* Stated task: Return all lines from the listing below in which the string "lost" occurs.

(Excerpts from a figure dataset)
◆ ◆ ◆ ◆ ◆ ◆ ◆

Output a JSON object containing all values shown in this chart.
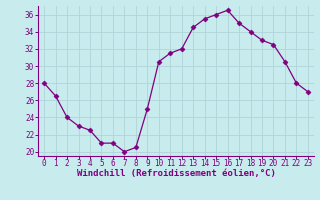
{
  "x": [
    0,
    1,
    2,
    3,
    4,
    5,
    6,
    7,
    8,
    9,
    10,
    11,
    12,
    13,
    14,
    15,
    16,
    17,
    18,
    19,
    20,
    21,
    22,
    23
  ],
  "y": [
    28,
    26.5,
    24,
    23,
    22.5,
    21,
    21,
    20,
    20.5,
    25,
    30.5,
    31.5,
    32,
    34.5,
    35.5,
    36,
    36.5,
    35,
    34,
    33,
    32.5,
    30.5,
    28,
    27
  ],
  "line_color": "#800080",
  "marker": "D",
  "marker_size": 2.5,
  "bg_color": "#c8ecee",
  "grid_color": "#b0d4d8",
  "xlabel": "Windchill (Refroidissement éolien,°C)",
  "ylim": [
    19.5,
    37
  ],
  "yticks": [
    20,
    22,
    24,
    26,
    28,
    30,
    32,
    34,
    36
  ],
  "xlim": [
    -0.5,
    23.5
  ],
  "xticks": [
    0,
    1,
    2,
    3,
    4,
    5,
    6,
    7,
    8,
    9,
    10,
    11,
    12,
    13,
    14,
    15,
    16,
    17,
    18,
    19,
    20,
    21,
    22,
    23
  ],
  "tick_fontsize": 5.5,
  "label_fontsize": 6.5,
  "spine_color": "#800080",
  "axis_color": "#800080"
}
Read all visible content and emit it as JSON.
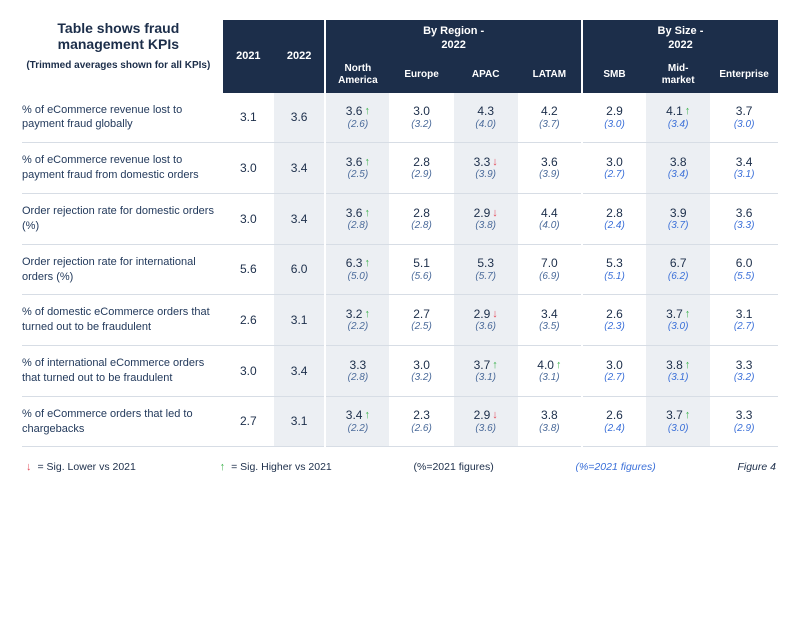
{
  "title": "Table shows fraud management KPIs",
  "subtitle": "(Trimmed averages shown for all KPIs)",
  "headers": {
    "year1": "2021",
    "year2": "2022",
    "group_region": "By Region -\n2022",
    "group_size": "By Size -\n2022",
    "region": {
      "na": "North\nAmerica",
      "eu": "Europe",
      "apac": "APAC",
      "latam": "LATAM"
    },
    "size": {
      "smb": "SMB",
      "mid": "Mid-\nmarket",
      "ent": "Enterprise"
    }
  },
  "colwidths": {
    "label": 172,
    "year": 44,
    "region": 55,
    "size": 55
  },
  "colors": {
    "header_bg": "#1c2e4a",
    "shade_bg": "#eceff3",
    "text": "#1c2e4a",
    "sub_black": "#4a6a9a",
    "sub_blue": "#3a6fd8",
    "arrow_up": "#3fb24f",
    "arrow_down": "#e24b5a",
    "row_border": "#d7dde5"
  },
  "rows": [
    {
      "label": "% of eCommerce revenue lost to payment fraud globally",
      "y2021": "3.1",
      "y2022": "3.6",
      "region": [
        {
          "v": "3.6",
          "s": "(2.6)",
          "arr": "up"
        },
        {
          "v": "3.0",
          "s": "(3.2)"
        },
        {
          "v": "4.3",
          "s": "(4.0)"
        },
        {
          "v": "4.2",
          "s": "(3.7)"
        }
      ],
      "size": [
        {
          "v": "2.9",
          "s": "(3.0)"
        },
        {
          "v": "4.1",
          "s": "(3.4)",
          "arr": "up"
        },
        {
          "v": "3.7",
          "s": "(3.0)"
        }
      ]
    },
    {
      "label": "% of eCommerce revenue lost to payment fraud from domestic orders",
      "y2021": "3.0",
      "y2022": "3.4",
      "region": [
        {
          "v": "3.6",
          "s": "(2.5)",
          "arr": "up"
        },
        {
          "v": "2.8",
          "s": "(2.9)"
        },
        {
          "v": "3.3",
          "s": "(3.9)",
          "arr": "down"
        },
        {
          "v": "3.6",
          "s": "(3.9)"
        }
      ],
      "size": [
        {
          "v": "3.0",
          "s": "(2.7)"
        },
        {
          "v": "3.8",
          "s": "(3.4)"
        },
        {
          "v": "3.4",
          "s": "(3.1)"
        }
      ]
    },
    {
      "label": "Order rejection rate for domestic orders (%)",
      "y2021": "3.0",
      "y2022": "3.4",
      "region": [
        {
          "v": "3.6",
          "s": "(2.8)",
          "arr": "up"
        },
        {
          "v": "2.8",
          "s": "(2.8)"
        },
        {
          "v": "2.9",
          "s": "(3.8)",
          "arr": "down"
        },
        {
          "v": "4.4",
          "s": "(4.0)"
        }
      ],
      "size": [
        {
          "v": "2.8",
          "s": "(2.4)"
        },
        {
          "v": "3.9",
          "s": "(3.7)"
        },
        {
          "v": "3.6",
          "s": "(3.3)"
        }
      ]
    },
    {
      "label": "Order rejection rate for international orders (%)",
      "y2021": "5.6",
      "y2022": "6.0",
      "region": [
        {
          "v": "6.3",
          "s": "(5.0)",
          "arr": "up"
        },
        {
          "v": "5.1",
          "s": "(5.6)"
        },
        {
          "v": "5.3",
          "s": "(5.7)"
        },
        {
          "v": "7.0",
          "s": "(6.9)"
        }
      ],
      "size": [
        {
          "v": "5.3",
          "s": "(5.1)"
        },
        {
          "v": "6.7",
          "s": "(6.2)"
        },
        {
          "v": "6.0",
          "s": "(5.5)"
        }
      ]
    },
    {
      "label": "% of domestic eCommerce orders that turned out to be fraudulent",
      "y2021": "2.6",
      "y2022": "3.1",
      "region": [
        {
          "v": "3.2",
          "s": "(2.2)",
          "arr": "up"
        },
        {
          "v": "2.7",
          "s": "(2.5)"
        },
        {
          "v": "2.9",
          "s": "(3.6)",
          "arr": "down"
        },
        {
          "v": "3.4",
          "s": "(3.5)"
        }
      ],
      "size": [
        {
          "v": "2.6",
          "s": "(2.3)"
        },
        {
          "v": "3.7",
          "s": "(3.0)",
          "arr": "up"
        },
        {
          "v": "3.1",
          "s": "(2.7)"
        }
      ]
    },
    {
      "label": "% of international eCommerce orders that turned out to be fraudulent",
      "y2021": "3.0",
      "y2022": "3.4",
      "region": [
        {
          "v": "3.3",
          "s": "(2.8)"
        },
        {
          "v": "3.0",
          "s": "(3.2)"
        },
        {
          "v": "3.7",
          "s": "(3.1)",
          "arr": "up"
        },
        {
          "v": "4.0",
          "s": "(3.1)",
          "arr": "up"
        }
      ],
      "size": [
        {
          "v": "3.0",
          "s": "(2.7)"
        },
        {
          "v": "3.8",
          "s": "(3.1)",
          "arr": "up"
        },
        {
          "v": "3.3",
          "s": "(3.2)"
        }
      ]
    },
    {
      "label": "% of eCommerce orders that led to chargebacks",
      "y2021": "2.7",
      "y2022": "3.1",
      "region": [
        {
          "v": "3.4",
          "s": "(2.2)",
          "arr": "up"
        },
        {
          "v": "2.3",
          "s": "(2.6)"
        },
        {
          "v": "2.9",
          "s": "(3.6)",
          "arr": "down"
        },
        {
          "v": "3.8",
          "s": "(3.8)"
        }
      ],
      "size": [
        {
          "v": "2.6",
          "s": "(2.4)"
        },
        {
          "v": "3.7",
          "s": "(3.0)",
          "arr": "up"
        },
        {
          "v": "3.3",
          "s": "(2.9)"
        }
      ]
    }
  ],
  "legend": {
    "lower": "= Sig. Lower vs 2021",
    "higher": "= Sig. Higher vs 2021",
    "note_black": "(%=2021 figures)",
    "note_blue": "(%=2021 figures)",
    "figure": "Figure 4"
  }
}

◆ ◆ ◆ ◆ ◆ ◆ ◆

* Finished exercise:
      "label": "% of eCommerce revenue lost to payment fraud globally",
      "label": "% of eCommerce revenue lost to payment fraud from domestic orders",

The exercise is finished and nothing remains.